>> Begin

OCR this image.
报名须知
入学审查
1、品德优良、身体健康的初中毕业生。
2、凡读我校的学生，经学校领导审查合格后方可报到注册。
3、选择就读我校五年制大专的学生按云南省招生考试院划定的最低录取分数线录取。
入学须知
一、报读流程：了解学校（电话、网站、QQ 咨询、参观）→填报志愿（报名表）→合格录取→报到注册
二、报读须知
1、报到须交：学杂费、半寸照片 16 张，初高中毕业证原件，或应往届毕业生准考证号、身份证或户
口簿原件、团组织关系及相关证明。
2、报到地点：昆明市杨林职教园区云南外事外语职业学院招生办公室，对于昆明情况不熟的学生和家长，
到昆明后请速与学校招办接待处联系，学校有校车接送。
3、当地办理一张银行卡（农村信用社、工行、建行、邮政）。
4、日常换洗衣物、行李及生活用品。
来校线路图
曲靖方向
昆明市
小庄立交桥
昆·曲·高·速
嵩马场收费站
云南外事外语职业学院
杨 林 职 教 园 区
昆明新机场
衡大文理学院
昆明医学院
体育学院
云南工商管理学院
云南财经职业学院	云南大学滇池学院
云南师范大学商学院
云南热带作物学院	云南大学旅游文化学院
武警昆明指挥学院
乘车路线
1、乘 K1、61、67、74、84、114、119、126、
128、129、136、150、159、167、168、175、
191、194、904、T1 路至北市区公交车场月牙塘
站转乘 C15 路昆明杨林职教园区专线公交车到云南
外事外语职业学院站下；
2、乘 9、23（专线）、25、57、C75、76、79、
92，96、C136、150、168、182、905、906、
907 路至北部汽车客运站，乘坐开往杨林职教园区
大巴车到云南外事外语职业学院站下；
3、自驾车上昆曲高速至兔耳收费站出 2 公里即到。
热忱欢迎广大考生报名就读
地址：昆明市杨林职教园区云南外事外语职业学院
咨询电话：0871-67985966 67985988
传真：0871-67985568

>> End

§ **TASK**
Quote the material exactly, leaving nothing out.

§ **WRITTEN ANSWER**
OCR this image.
报名须知
入学审查
1、品德优良、身体健康的初中毕业生。
2、凡读我校的学生，经学校领导审查合格后方可报到注册。
3、选择就读我校五年制大专的学生按云南省招生考试院划定的最低录取分数线录取。
入学须知
一、报读流程：了解学校（电话、网站、QQ 咨询、参观）→填报志愿（报名表）→合格录取→报到注册
二、报读须知
1、报到须交：学杂费、半寸照片 16 张，初高中毕业证原件，或应往届毕业生准考证号、身份证或户
口簿原件、团组织关系及相关证明。
2、报到地点：昆明市杨林职教园区云南外事外语职业学院招生办公室，对于昆明情况不熟的学生和家长，
到昆明后请速与学校招办接待处联系，学校有校车接送。
3、当地办理一张银行卡（农村信用社、工行、建行、邮政）。
4、日常换洗衣物、行李及生活用品。
来校线路图
曲靖方向
昆明市
小庄立交桥
昆·曲·高·速
嵩马场收费站
云南外事外语职业学院
杨 林 职 教 园 区
昆明新机场
衡大文理学院
昆明医学院
体育学院
云南工商管理学院
云南财经职业学院	云南大学滇池学院
云南师范大学商学院
云南热带作物学院	云南大学旅游文化学院
武警昆明指挥学院
乘车路线
1、乘 K1、61、67、74、84、114、119、126、
128、129、136、150、159、167、168、175、
191、194、904、T1 路至北市区公交车场月牙塘
站转乘 C15 路昆明杨林职教园区专线公交车到云南
外事外语职业学院站下；
2、乘 9、23（专线）、25、57、C75、76、79、
92，96、C136、150、168、182、905、906、
907 路至北部汽车客运站，乘坐开往杨林职教园区
大巴车到云南外事外语职业学院站下；
3、自驾车上昆曲高速至兔耳收费站出 2 公里即到。
热忱欢迎广大考生报名就读
地址：昆明市杨林职教园区云南外事外语职业学院
咨询电话：0871-67985966 67985988
传真：0871-67985568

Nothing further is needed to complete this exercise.